■ **Exercise description**: An exact copy of the records is required, minus the pictures they hold.
-- begin The data --
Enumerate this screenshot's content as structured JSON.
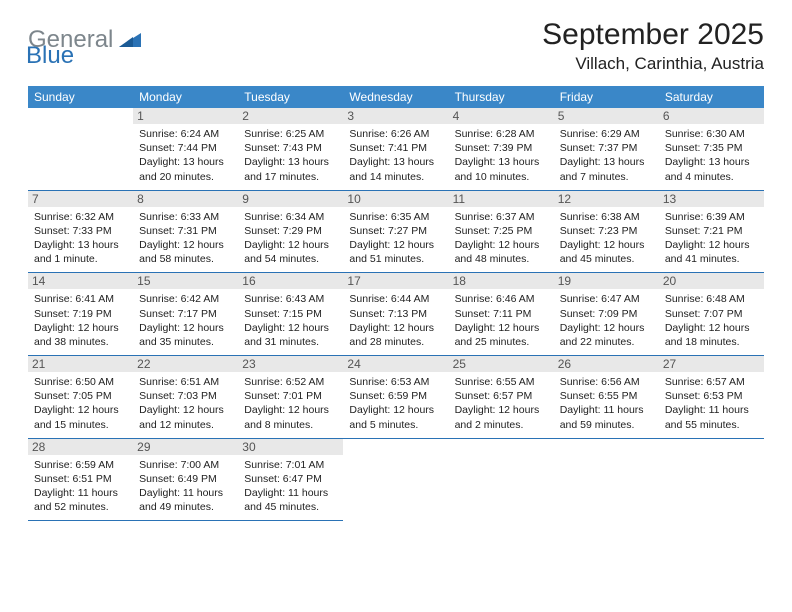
{
  "logo": {
    "part1": "General",
    "part2": "Blue"
  },
  "title": "September 2025",
  "location": "Villach, Carinthia, Austria",
  "colors": {
    "header_bg": "#3a87c8",
    "border": "#2a72b5",
    "daynum_bg": "#e8e8e8",
    "logo_gray": "#7d868c",
    "logo_blue": "#2a72b5",
    "page_bg": "#ffffff",
    "text": "#222222"
  },
  "weekdays": [
    "Sunday",
    "Monday",
    "Tuesday",
    "Wednesday",
    "Thursday",
    "Friday",
    "Saturday"
  ],
  "weeks": [
    [
      null,
      {
        "n": "1",
        "sr": "Sunrise: 6:24 AM",
        "ss": "Sunset: 7:44 PM",
        "dl": "Daylight: 13 hours and 20 minutes."
      },
      {
        "n": "2",
        "sr": "Sunrise: 6:25 AM",
        "ss": "Sunset: 7:43 PM",
        "dl": "Daylight: 13 hours and 17 minutes."
      },
      {
        "n": "3",
        "sr": "Sunrise: 6:26 AM",
        "ss": "Sunset: 7:41 PM",
        "dl": "Daylight: 13 hours and 14 minutes."
      },
      {
        "n": "4",
        "sr": "Sunrise: 6:28 AM",
        "ss": "Sunset: 7:39 PM",
        "dl": "Daylight: 13 hours and 10 minutes."
      },
      {
        "n": "5",
        "sr": "Sunrise: 6:29 AM",
        "ss": "Sunset: 7:37 PM",
        "dl": "Daylight: 13 hours and 7 minutes."
      },
      {
        "n": "6",
        "sr": "Sunrise: 6:30 AM",
        "ss": "Sunset: 7:35 PM",
        "dl": "Daylight: 13 hours and 4 minutes."
      }
    ],
    [
      {
        "n": "7",
        "sr": "Sunrise: 6:32 AM",
        "ss": "Sunset: 7:33 PM",
        "dl": "Daylight: 13 hours and 1 minute."
      },
      {
        "n": "8",
        "sr": "Sunrise: 6:33 AM",
        "ss": "Sunset: 7:31 PM",
        "dl": "Daylight: 12 hours and 58 minutes."
      },
      {
        "n": "9",
        "sr": "Sunrise: 6:34 AM",
        "ss": "Sunset: 7:29 PM",
        "dl": "Daylight: 12 hours and 54 minutes."
      },
      {
        "n": "10",
        "sr": "Sunrise: 6:35 AM",
        "ss": "Sunset: 7:27 PM",
        "dl": "Daylight: 12 hours and 51 minutes."
      },
      {
        "n": "11",
        "sr": "Sunrise: 6:37 AM",
        "ss": "Sunset: 7:25 PM",
        "dl": "Daylight: 12 hours and 48 minutes."
      },
      {
        "n": "12",
        "sr": "Sunrise: 6:38 AM",
        "ss": "Sunset: 7:23 PM",
        "dl": "Daylight: 12 hours and 45 minutes."
      },
      {
        "n": "13",
        "sr": "Sunrise: 6:39 AM",
        "ss": "Sunset: 7:21 PM",
        "dl": "Daylight: 12 hours and 41 minutes."
      }
    ],
    [
      {
        "n": "14",
        "sr": "Sunrise: 6:41 AM",
        "ss": "Sunset: 7:19 PM",
        "dl": "Daylight: 12 hours and 38 minutes."
      },
      {
        "n": "15",
        "sr": "Sunrise: 6:42 AM",
        "ss": "Sunset: 7:17 PM",
        "dl": "Daylight: 12 hours and 35 minutes."
      },
      {
        "n": "16",
        "sr": "Sunrise: 6:43 AM",
        "ss": "Sunset: 7:15 PM",
        "dl": "Daylight: 12 hours and 31 minutes."
      },
      {
        "n": "17",
        "sr": "Sunrise: 6:44 AM",
        "ss": "Sunset: 7:13 PM",
        "dl": "Daylight: 12 hours and 28 minutes."
      },
      {
        "n": "18",
        "sr": "Sunrise: 6:46 AM",
        "ss": "Sunset: 7:11 PM",
        "dl": "Daylight: 12 hours and 25 minutes."
      },
      {
        "n": "19",
        "sr": "Sunrise: 6:47 AM",
        "ss": "Sunset: 7:09 PM",
        "dl": "Daylight: 12 hours and 22 minutes."
      },
      {
        "n": "20",
        "sr": "Sunrise: 6:48 AM",
        "ss": "Sunset: 7:07 PM",
        "dl": "Daylight: 12 hours and 18 minutes."
      }
    ],
    [
      {
        "n": "21",
        "sr": "Sunrise: 6:50 AM",
        "ss": "Sunset: 7:05 PM",
        "dl": "Daylight: 12 hours and 15 minutes."
      },
      {
        "n": "22",
        "sr": "Sunrise: 6:51 AM",
        "ss": "Sunset: 7:03 PM",
        "dl": "Daylight: 12 hours and 12 minutes."
      },
      {
        "n": "23",
        "sr": "Sunrise: 6:52 AM",
        "ss": "Sunset: 7:01 PM",
        "dl": "Daylight: 12 hours and 8 minutes."
      },
      {
        "n": "24",
        "sr": "Sunrise: 6:53 AM",
        "ss": "Sunset: 6:59 PM",
        "dl": "Daylight: 12 hours and 5 minutes."
      },
      {
        "n": "25",
        "sr": "Sunrise: 6:55 AM",
        "ss": "Sunset: 6:57 PM",
        "dl": "Daylight: 12 hours and 2 minutes."
      },
      {
        "n": "26",
        "sr": "Sunrise: 6:56 AM",
        "ss": "Sunset: 6:55 PM",
        "dl": "Daylight: 11 hours and 59 minutes."
      },
      {
        "n": "27",
        "sr": "Sunrise: 6:57 AM",
        "ss": "Sunset: 6:53 PM",
        "dl": "Daylight: 11 hours and 55 minutes."
      }
    ],
    [
      {
        "n": "28",
        "sr": "Sunrise: 6:59 AM",
        "ss": "Sunset: 6:51 PM",
        "dl": "Daylight: 11 hours and 52 minutes."
      },
      {
        "n": "29",
        "sr": "Sunrise: 7:00 AM",
        "ss": "Sunset: 6:49 PM",
        "dl": "Daylight: 11 hours and 49 minutes."
      },
      {
        "n": "30",
        "sr": "Sunrise: 7:01 AM",
        "ss": "Sunset: 6:47 PM",
        "dl": "Daylight: 11 hours and 45 minutes."
      },
      null,
      null,
      null,
      null
    ]
  ]
}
-- end The data --
■ **Problem solution**:
Enumerate this screenshot's content as structured JSON.
{
  "logo": {
    "part1": "General",
    "part2": "Blue"
  },
  "title": "September 2025",
  "location": "Villach, Carinthia, Austria",
  "colors": {
    "header_bg": "#3a87c8",
    "border": "#2a72b5",
    "daynum_bg": "#e8e8e8",
    "logo_gray": "#7d868c",
    "logo_blue": "#2a72b5",
    "page_bg": "#ffffff",
    "text": "#222222"
  },
  "weekdays": [
    "Sunday",
    "Monday",
    "Tuesday",
    "Wednesday",
    "Thursday",
    "Friday",
    "Saturday"
  ],
  "weeks": [
    [
      null,
      {
        "n": "1",
        "sr": "Sunrise: 6:24 AM",
        "ss": "Sunset: 7:44 PM",
        "dl": "Daylight: 13 hours and 20 minutes."
      },
      {
        "n": "2",
        "sr": "Sunrise: 6:25 AM",
        "ss": "Sunset: 7:43 PM",
        "dl": "Daylight: 13 hours and 17 minutes."
      },
      {
        "n": "3",
        "sr": "Sunrise: 6:26 AM",
        "ss": "Sunset: 7:41 PM",
        "dl": "Daylight: 13 hours and 14 minutes."
      },
      {
        "n": "4",
        "sr": "Sunrise: 6:28 AM",
        "ss": "Sunset: 7:39 PM",
        "dl": "Daylight: 13 hours and 10 minutes."
      },
      {
        "n": "5",
        "sr": "Sunrise: 6:29 AM",
        "ss": "Sunset: 7:37 PM",
        "dl": "Daylight: 13 hours and 7 minutes."
      },
      {
        "n": "6",
        "sr": "Sunrise: 6:30 AM",
        "ss": "Sunset: 7:35 PM",
        "dl": "Daylight: 13 hours and 4 minutes."
      }
    ],
    [
      {
        "n": "7",
        "sr": "Sunrise: 6:32 AM",
        "ss": "Sunset: 7:33 PM",
        "dl": "Daylight: 13 hours and 1 minute."
      },
      {
        "n": "8",
        "sr": "Sunrise: 6:33 AM",
        "ss": "Sunset: 7:31 PM",
        "dl": "Daylight: 12 hours and 58 minutes."
      },
      {
        "n": "9",
        "sr": "Sunrise: 6:34 AM",
        "ss": "Sunset: 7:29 PM",
        "dl": "Daylight: 12 hours and 54 minutes."
      },
      {
        "n": "10",
        "sr": "Sunrise: 6:35 AM",
        "ss": "Sunset: 7:27 PM",
        "dl": "Daylight: 12 hours and 51 minutes."
      },
      {
        "n": "11",
        "sr": "Sunrise: 6:37 AM",
        "ss": "Sunset: 7:25 PM",
        "dl": "Daylight: 12 hours and 48 minutes."
      },
      {
        "n": "12",
        "sr": "Sunrise: 6:38 AM",
        "ss": "Sunset: 7:23 PM",
        "dl": "Daylight: 12 hours and 45 minutes."
      },
      {
        "n": "13",
        "sr": "Sunrise: 6:39 AM",
        "ss": "Sunset: 7:21 PM",
        "dl": "Daylight: 12 hours and 41 minutes."
      }
    ],
    [
      {
        "n": "14",
        "sr": "Sunrise: 6:41 AM",
        "ss": "Sunset: 7:19 PM",
        "dl": "Daylight: 12 hours and 38 minutes."
      },
      {
        "n": "15",
        "sr": "Sunrise: 6:42 AM",
        "ss": "Sunset: 7:17 PM",
        "dl": "Daylight: 12 hours and 35 minutes."
      },
      {
        "n": "16",
        "sr": "Sunrise: 6:43 AM",
        "ss": "Sunset: 7:15 PM",
        "dl": "Daylight: 12 hours and 31 minutes."
      },
      {
        "n": "17",
        "sr": "Sunrise: 6:44 AM",
        "ss": "Sunset: 7:13 PM",
        "dl": "Daylight: 12 hours and 28 minutes."
      },
      {
        "n": "18",
        "sr": "Sunrise: 6:46 AM",
        "ss": "Sunset: 7:11 PM",
        "dl": "Daylight: 12 hours and 25 minutes."
      },
      {
        "n": "19",
        "sr": "Sunrise: 6:47 AM",
        "ss": "Sunset: 7:09 PM",
        "dl": "Daylight: 12 hours and 22 minutes."
      },
      {
        "n": "20",
        "sr": "Sunrise: 6:48 AM",
        "ss": "Sunset: 7:07 PM",
        "dl": "Daylight: 12 hours and 18 minutes."
      }
    ],
    [
      {
        "n": "21",
        "sr": "Sunrise: 6:50 AM",
        "ss": "Sunset: 7:05 PM",
        "dl": "Daylight: 12 hours and 15 minutes."
      },
      {
        "n": "22",
        "sr": "Sunrise: 6:51 AM",
        "ss": "Sunset: 7:03 PM",
        "dl": "Daylight: 12 hours and 12 minutes."
      },
      {
        "n": "23",
        "sr": "Sunrise: 6:52 AM",
        "ss": "Sunset: 7:01 PM",
        "dl": "Daylight: 12 hours and 8 minutes."
      },
      {
        "n": "24",
        "sr": "Sunrise: 6:53 AM",
        "ss": "Sunset: 6:59 PM",
        "dl": "Daylight: 12 hours and 5 minutes."
      },
      {
        "n": "25",
        "sr": "Sunrise: 6:55 AM",
        "ss": "Sunset: 6:57 PM",
        "dl": "Daylight: 12 hours and 2 minutes."
      },
      {
        "n": "26",
        "sr": "Sunrise: 6:56 AM",
        "ss": "Sunset: 6:55 PM",
        "dl": "Daylight: 11 hours and 59 minutes."
      },
      {
        "n": "27",
        "sr": "Sunrise: 6:57 AM",
        "ss": "Sunset: 6:53 PM",
        "dl": "Daylight: 11 hours and 55 minutes."
      }
    ],
    [
      {
        "n": "28",
        "sr": "Sunrise: 6:59 AM",
        "ss": "Sunset: 6:51 PM",
        "dl": "Daylight: 11 hours and 52 minutes."
      },
      {
        "n": "29",
        "sr": "Sunrise: 7:00 AM",
        "ss": "Sunset: 6:49 PM",
        "dl": "Daylight: 11 hours and 49 minutes."
      },
      {
        "n": "30",
        "sr": "Sunrise: 7:01 AM",
        "ss": "Sunset: 6:47 PM",
        "dl": "Daylight: 11 hours and 45 minutes."
      },
      null,
      null,
      null,
      null
    ]
  ]
}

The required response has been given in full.